**GOAL OF THE EXERCISE**
Reproduce the material from its beginning up to and including the line containing "rhythm-row-1 bbox=[131, 970, 572, 998]", replacing "rhythm-note-group" with "note-cluster" wherever it occurs and leaving all else unchanged.

>> Begin TASK MATERIAL

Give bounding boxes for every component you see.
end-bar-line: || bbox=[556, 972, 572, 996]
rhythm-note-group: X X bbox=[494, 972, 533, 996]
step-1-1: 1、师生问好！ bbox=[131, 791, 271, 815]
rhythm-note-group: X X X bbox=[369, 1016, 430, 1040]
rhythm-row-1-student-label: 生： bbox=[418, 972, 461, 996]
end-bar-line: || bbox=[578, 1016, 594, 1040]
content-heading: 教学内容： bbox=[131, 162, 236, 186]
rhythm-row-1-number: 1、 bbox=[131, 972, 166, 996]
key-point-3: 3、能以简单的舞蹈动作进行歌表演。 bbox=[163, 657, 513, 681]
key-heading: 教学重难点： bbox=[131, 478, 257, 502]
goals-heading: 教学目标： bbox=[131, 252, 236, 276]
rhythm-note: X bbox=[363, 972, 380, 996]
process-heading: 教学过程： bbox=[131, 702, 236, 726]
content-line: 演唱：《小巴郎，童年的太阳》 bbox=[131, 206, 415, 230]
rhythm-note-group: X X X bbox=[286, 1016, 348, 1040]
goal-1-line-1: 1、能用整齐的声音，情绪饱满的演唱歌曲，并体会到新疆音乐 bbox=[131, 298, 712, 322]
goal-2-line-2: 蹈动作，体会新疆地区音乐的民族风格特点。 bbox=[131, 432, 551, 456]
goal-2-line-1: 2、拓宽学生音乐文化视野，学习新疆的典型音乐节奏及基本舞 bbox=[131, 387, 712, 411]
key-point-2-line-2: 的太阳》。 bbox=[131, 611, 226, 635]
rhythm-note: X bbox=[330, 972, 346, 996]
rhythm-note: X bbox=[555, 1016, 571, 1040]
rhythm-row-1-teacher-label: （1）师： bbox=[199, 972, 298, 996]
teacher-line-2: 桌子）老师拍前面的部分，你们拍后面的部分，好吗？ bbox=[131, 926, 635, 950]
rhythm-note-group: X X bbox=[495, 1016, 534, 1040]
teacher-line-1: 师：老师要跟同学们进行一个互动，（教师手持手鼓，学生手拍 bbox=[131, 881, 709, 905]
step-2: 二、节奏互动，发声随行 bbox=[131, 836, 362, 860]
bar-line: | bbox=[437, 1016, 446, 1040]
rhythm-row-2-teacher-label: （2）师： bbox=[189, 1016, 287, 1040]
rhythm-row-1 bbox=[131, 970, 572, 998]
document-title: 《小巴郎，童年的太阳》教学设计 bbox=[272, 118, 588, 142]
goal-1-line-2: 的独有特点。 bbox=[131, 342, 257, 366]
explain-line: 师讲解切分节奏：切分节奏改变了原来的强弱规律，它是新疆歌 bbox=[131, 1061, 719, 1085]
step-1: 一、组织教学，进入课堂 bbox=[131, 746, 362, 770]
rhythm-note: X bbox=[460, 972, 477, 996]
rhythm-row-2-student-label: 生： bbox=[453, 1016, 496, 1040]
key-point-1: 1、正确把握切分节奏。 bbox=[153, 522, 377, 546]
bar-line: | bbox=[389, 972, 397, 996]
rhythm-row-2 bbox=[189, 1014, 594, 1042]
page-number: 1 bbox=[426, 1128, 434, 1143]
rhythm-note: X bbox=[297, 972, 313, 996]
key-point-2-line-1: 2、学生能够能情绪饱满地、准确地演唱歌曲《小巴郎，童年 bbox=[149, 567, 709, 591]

>> End TASK MATERIAL

**TASK RESULT**
Give bounding boxes for every component you see.
end-bar-line: || bbox=[556, 972, 572, 996]
note-cluster: X X bbox=[494, 972, 533, 996]
step-1-1: 1、师生问好！ bbox=[131, 791, 271, 815]
note-cluster: X X X bbox=[369, 1016, 430, 1040]
rhythm-row-1-student-label: 生： bbox=[418, 972, 461, 996]
end-bar-line: || bbox=[578, 1016, 594, 1040]
content-heading: 教学内容： bbox=[131, 162, 236, 186]
rhythm-row-1-number: 1、 bbox=[131, 972, 166, 996]
key-point-3: 3、能以简单的舞蹈动作进行歌表演。 bbox=[163, 657, 513, 681]
key-heading: 教学重难点： bbox=[131, 478, 257, 502]
goals-heading: 教学目标： bbox=[131, 252, 236, 276]
rhythm-note: X bbox=[363, 972, 380, 996]
process-heading: 教学过程： bbox=[131, 702, 236, 726]
content-line: 演唱：《小巴郎，童年的太阳》 bbox=[131, 206, 415, 230]
note-cluster: X X X bbox=[286, 1016, 348, 1040]
goal-1-line-1: 1、能用整齐的声音，情绪饱满的演唱歌曲，并体会到新疆音乐 bbox=[131, 298, 712, 322]
goal-2-line-2: 蹈动作，体会新疆地区音乐的民族风格特点。 bbox=[131, 432, 551, 456]
goal-2-line-1: 2、拓宽学生音乐文化视野，学习新疆的典型音乐节奏及基本舞 bbox=[131, 387, 712, 411]
key-point-2-line-2: 的太阳》。 bbox=[131, 611, 226, 635]
rhythm-note: X bbox=[330, 972, 346, 996]
rhythm-note: X bbox=[555, 1016, 571, 1040]
rhythm-row-1-teacher-label: （1）师： bbox=[199, 972, 298, 996]
teacher-line-2: 桌子）老师拍前面的部分，你们拍后面的部分，好吗？ bbox=[131, 926, 635, 950]
note-cluster: X X bbox=[495, 1016, 534, 1040]
teacher-line-1: 师：老师要跟同学们进行一个互动，（教师手持手鼓，学生手拍 bbox=[131, 881, 709, 905]
step-2: 二、节奏互动，发声随行 bbox=[131, 836, 362, 860]
bar-line: | bbox=[437, 1016, 446, 1040]
rhythm-row-2-teacher-label: （2）师： bbox=[189, 1016, 287, 1040]
rhythm-row-1 bbox=[131, 970, 572, 998]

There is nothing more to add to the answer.